Dataset items:
□ □ □ □ □ □ □

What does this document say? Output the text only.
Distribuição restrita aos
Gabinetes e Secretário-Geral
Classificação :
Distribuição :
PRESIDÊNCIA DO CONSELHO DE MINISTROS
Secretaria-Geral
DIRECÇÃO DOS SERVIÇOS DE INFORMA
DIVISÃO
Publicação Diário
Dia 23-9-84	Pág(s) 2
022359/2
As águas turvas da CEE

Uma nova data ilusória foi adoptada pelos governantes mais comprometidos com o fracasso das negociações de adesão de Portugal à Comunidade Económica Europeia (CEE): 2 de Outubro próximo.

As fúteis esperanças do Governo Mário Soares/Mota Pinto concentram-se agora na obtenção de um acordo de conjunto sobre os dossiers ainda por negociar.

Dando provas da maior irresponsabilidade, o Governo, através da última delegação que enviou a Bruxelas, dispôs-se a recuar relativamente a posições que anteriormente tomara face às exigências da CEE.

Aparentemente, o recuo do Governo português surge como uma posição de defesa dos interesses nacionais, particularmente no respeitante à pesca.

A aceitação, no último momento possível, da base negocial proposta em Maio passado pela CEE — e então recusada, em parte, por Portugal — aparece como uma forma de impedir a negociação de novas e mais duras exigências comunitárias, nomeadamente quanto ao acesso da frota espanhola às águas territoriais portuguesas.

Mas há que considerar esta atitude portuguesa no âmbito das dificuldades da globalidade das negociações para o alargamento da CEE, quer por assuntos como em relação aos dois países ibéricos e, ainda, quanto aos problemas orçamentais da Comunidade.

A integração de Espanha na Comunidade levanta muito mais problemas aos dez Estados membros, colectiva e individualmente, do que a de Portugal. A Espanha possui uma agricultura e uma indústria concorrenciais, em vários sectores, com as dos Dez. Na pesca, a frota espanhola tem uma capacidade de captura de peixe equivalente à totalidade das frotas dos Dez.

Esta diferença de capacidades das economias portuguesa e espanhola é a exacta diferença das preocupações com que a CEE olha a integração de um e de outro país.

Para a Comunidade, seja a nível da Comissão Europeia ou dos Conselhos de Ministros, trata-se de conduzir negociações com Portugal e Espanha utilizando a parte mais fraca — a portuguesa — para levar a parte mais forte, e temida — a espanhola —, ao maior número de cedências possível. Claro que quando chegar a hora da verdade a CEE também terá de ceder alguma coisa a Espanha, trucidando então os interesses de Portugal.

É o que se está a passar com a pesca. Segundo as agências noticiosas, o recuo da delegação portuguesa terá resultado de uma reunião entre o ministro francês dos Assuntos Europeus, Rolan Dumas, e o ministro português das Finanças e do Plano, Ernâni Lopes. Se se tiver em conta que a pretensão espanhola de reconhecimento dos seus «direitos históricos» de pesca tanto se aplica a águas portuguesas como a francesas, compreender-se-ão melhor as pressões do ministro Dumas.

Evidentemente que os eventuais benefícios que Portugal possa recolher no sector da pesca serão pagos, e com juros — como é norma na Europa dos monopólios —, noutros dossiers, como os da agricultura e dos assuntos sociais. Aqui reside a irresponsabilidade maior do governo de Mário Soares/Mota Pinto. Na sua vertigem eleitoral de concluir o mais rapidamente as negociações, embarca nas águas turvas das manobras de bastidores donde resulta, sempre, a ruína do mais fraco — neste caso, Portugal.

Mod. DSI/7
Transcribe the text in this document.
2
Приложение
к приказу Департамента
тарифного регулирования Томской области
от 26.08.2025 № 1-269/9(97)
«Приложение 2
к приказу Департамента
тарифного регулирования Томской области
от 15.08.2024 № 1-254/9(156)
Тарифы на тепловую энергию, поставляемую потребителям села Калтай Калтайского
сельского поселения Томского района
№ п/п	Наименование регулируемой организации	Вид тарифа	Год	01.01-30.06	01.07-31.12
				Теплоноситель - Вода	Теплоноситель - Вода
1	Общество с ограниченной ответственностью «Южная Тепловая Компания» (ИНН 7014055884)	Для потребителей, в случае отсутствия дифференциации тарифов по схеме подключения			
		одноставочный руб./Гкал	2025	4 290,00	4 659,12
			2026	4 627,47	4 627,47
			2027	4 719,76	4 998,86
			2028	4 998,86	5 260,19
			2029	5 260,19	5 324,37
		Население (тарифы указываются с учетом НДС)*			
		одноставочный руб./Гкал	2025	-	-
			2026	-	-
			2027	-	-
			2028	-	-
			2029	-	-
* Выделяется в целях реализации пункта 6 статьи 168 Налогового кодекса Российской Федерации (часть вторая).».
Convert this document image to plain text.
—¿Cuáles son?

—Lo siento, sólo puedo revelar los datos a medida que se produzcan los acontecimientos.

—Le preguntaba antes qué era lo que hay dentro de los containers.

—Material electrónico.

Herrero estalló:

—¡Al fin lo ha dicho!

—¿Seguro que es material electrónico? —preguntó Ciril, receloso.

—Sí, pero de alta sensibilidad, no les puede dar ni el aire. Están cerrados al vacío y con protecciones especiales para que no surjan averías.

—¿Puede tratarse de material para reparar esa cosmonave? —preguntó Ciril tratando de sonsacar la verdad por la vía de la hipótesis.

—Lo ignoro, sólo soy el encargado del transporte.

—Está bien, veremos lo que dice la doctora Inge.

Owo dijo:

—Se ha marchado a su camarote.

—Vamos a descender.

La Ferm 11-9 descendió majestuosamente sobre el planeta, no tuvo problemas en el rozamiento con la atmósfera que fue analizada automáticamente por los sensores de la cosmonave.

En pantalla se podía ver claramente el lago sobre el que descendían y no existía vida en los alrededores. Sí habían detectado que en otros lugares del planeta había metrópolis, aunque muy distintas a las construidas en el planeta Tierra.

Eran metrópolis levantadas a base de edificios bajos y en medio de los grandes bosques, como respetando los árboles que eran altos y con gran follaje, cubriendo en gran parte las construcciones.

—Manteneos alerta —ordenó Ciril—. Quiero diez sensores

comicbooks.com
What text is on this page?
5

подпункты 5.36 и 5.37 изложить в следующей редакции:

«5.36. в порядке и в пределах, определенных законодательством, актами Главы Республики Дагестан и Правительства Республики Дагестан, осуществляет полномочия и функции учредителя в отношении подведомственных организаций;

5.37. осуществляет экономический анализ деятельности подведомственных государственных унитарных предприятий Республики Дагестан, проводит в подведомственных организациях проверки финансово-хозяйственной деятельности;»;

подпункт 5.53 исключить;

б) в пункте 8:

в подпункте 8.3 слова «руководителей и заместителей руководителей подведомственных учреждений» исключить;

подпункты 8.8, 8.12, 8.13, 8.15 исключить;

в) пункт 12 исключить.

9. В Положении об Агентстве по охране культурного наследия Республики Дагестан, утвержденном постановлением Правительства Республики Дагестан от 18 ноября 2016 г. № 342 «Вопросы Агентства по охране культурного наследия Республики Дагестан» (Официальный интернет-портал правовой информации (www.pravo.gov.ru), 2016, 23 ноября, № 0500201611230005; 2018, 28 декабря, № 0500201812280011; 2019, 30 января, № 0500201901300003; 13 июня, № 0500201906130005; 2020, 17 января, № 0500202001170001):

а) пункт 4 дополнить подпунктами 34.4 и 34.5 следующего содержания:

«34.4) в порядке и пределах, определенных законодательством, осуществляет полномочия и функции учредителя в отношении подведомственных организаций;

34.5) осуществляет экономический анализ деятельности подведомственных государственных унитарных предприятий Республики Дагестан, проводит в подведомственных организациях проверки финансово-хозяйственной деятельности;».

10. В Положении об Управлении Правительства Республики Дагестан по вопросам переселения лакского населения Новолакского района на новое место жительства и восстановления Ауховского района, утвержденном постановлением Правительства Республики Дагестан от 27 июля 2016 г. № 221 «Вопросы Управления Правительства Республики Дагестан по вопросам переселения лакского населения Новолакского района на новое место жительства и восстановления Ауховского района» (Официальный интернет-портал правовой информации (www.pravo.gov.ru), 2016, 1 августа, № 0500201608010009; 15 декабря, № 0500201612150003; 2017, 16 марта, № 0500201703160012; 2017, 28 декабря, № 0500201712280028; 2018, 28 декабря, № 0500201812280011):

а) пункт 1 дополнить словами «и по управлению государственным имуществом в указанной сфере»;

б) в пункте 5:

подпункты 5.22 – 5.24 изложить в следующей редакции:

□ □ □ □ □ □ □

§ **Stated problem**: Pull out all lines of the data with the string "дополнить".

§ **Answer for this exercise**:
а) пункт 4 дополнить подпунктами 34.4 и 34.5 следующего содержания:
а) пункт 1 дополнить словами «и по управлению государственным имуществом в указанной сфере»;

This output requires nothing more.